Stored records
________

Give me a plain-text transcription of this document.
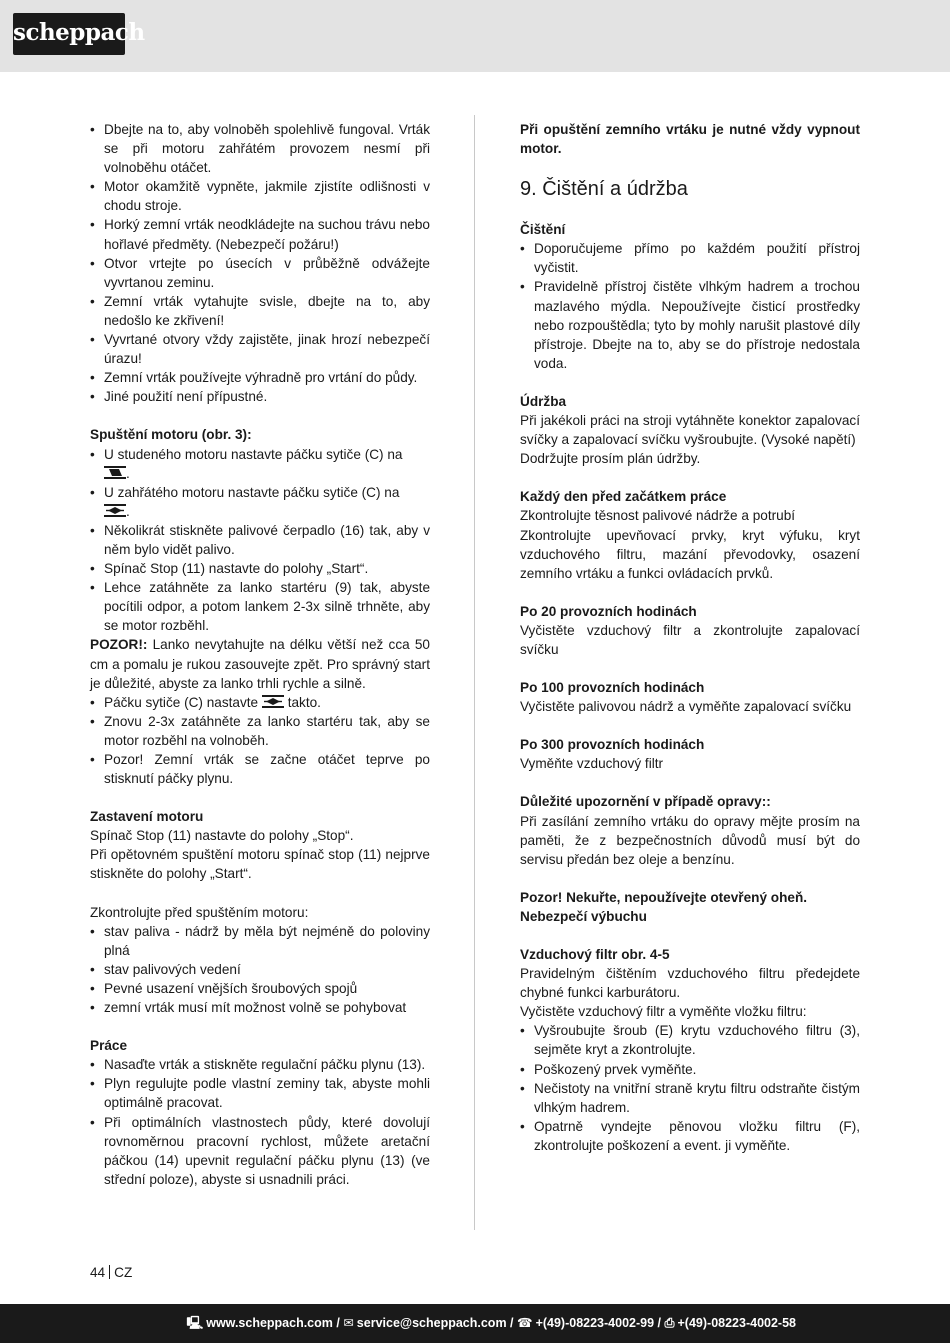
scheppach
• Dbejte na to, aby volnoběh spolehlivě fungoval. Vrták se při motoru zahřátém provozem nesmí při volnoběhu otáčet.
• Motor okamžitě vypněte, jakmile zjistíte odlišnosti v chodu stroje.
• Horký zemní vrták neodkládejte na suchou trávu nebo hořlavé předměty. (Nebezpečí požáru!)
• Otvor vrtejte po úsecích v průběžně odvážejte vyvrtanou zeminu.
• Zemní vrták vytahujte svisle, dbejte na to, aby nedošlo ke zkřivení!
• Vyvrtané otvory vždy zajistěte, jinak hrozí nebezpečí úrazu!
• Zemní vrták používejte výhradně pro vrtání do půdy.
• Jiné použití není přípustné.

Spuštění motoru (obr. 3):

• U studeného motoru nastavte páčku sytiče (C) na

.
• U zahřátého motoru nastavte páčku sytiče (C) na

.
• Několikrát stiskněte palivové čerpadlo (16) tak, aby v něm bylo vidět palivo.
• Spínač Stop (11) nastavte do polohy „Start“.
• Lehce zatáhněte za lanko startéru (9) tak, abyste pocítili odpor, a potom lankem 2-3x silně trhněte, aby se motor rozběhl.

POZOR!: Lanko nevytahujte na délku větší než cca 50 cm a pomalu je rukou zasouvejte zpět. Pro správný start je důležité, abyste za lanko trhli rychle a silně.

• Páčku sytiče (C) nastavte takto.
• Znovu 2-3x zatáhněte za lanko startéru tak, aby se motor rozběhl na volnoběh.
• Pozor! Zemní vrták se začne otáčet teprve po stisknutí páčky plynu.

Zastavení motoru

Spínač Stop (11) nastavte do polohy „Stop“.

Při opětovném spuštění motoru spínač stop (11) nejprve stiskněte do polohy „Start“.

Zkontrolujte před spuštěním motoru:

• stav paliva - nádrž by měla být nejméně do poloviny plná
• stav palivových vedení
• Pevné usazení vnějších šroubových spojů
• zemní vrták musí mít možnost volně se pohybovat

Práce

• Nasaďte vrták a stiskněte regulační páčku plynu (13).
• Plyn regulujte podle vlastní zeminy tak, abyste mohli optimálně pracovat.
• Při optimálních vlastnostech půdy, které dovolují rovnoměrnou pracovní rychlost, můžete aretační páčkou (14) upevnit regulační páčku plynu (13) (ve střední poloze), abyste si usnadnili práci.

Při opuštění zemního vrtáku je nutné vždy vypnout motor.

9. Čištění a údržba

Čištění

• Doporučujeme přímo po každém použití přístroj vyčistit.
• Pravidelně přístroj čistěte vlhkým hadrem a trochou mazlavého mýdla. Nepoužívejte čisticí prostředky nebo rozpouštědla; tyto by mohly narušit plastové díly přístroje. Dbejte na to, aby se do přístroje nedostala voda.

Údržba

Při jakékoli práci na stroji vytáhněte konektor zapalovací svíčky a zapalovací svíčku vyšroubujte. (Vysoké napětí)

Dodržujte prosím plán údržby.

Každý den před začátkem práce

Zkontrolujte těsnost palivové nádrže a potrubí

Zkontrolujte upevňovací prvky, kryt výfuku, kryt vzduchového filtru, mazání převodovky, osazení zemního vrtáku a funkci ovládacích prvků.

Po 20 provozních hodinách

Vyčistěte vzduchový filtr a zkontrolujte zapalovací svíčku

Po 100 provozních hodinách

Vyčistěte palivovou nádrž a vyměňte zapalovací svíčku

Po 300 provozních hodinách

Vyměňte vzduchový filtr

Důležité upozornění v případě opravy::

Při zasílání zemního vrtáku do opravy mějte prosím na paměti, že z bezpečnostních důvodů musí být do servisu předán bez oleje a benzínu.

Pozor! Nekuřte, nepoužívejte otevřený oheň.

Nebezpečí výbuchu

Vzduchový filtr obr. 4-5

Pravidelným čištěním vzduchového filtru předejdete chybné funkci karburátoru.

Vyčistěte vzduchový filtr a vyměňte vložku filtru:

• Vyšroubujte šroub (E) krytu vzduchového filtru (3), sejměte kryt a zkontrolujte.
• Poškozený prvek vyměňte.
• Nečistoty na vnitřní straně krytu filtru odstraňte čistým vlhkým hadrem.
• Opatrně vyndejte pěnovou vložku filtru (F), zkontrolujte poškození a event. ji vyměňte.
44 CZ
🖳 www.scheppach.com / ✉ service@scheppach.com / ☎ +(49)-08223-4002-99 / ⎙ +(49)-08223-4002-58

________

[PROBLEM DETAILS]
Which lines hold the string "startéru"? Copy all of them from the data above.

[FINAL ANSWER]
• Lehce zatáhněte za lanko startéru (9) tak, abyste pocítili odpor, a potom lankem 2-3x silně trhněte, aby se motor rozběhl.
• Znovu 2-3x zatáhněte za lanko startéru tak, aby se motor rozběhl na volnoběh.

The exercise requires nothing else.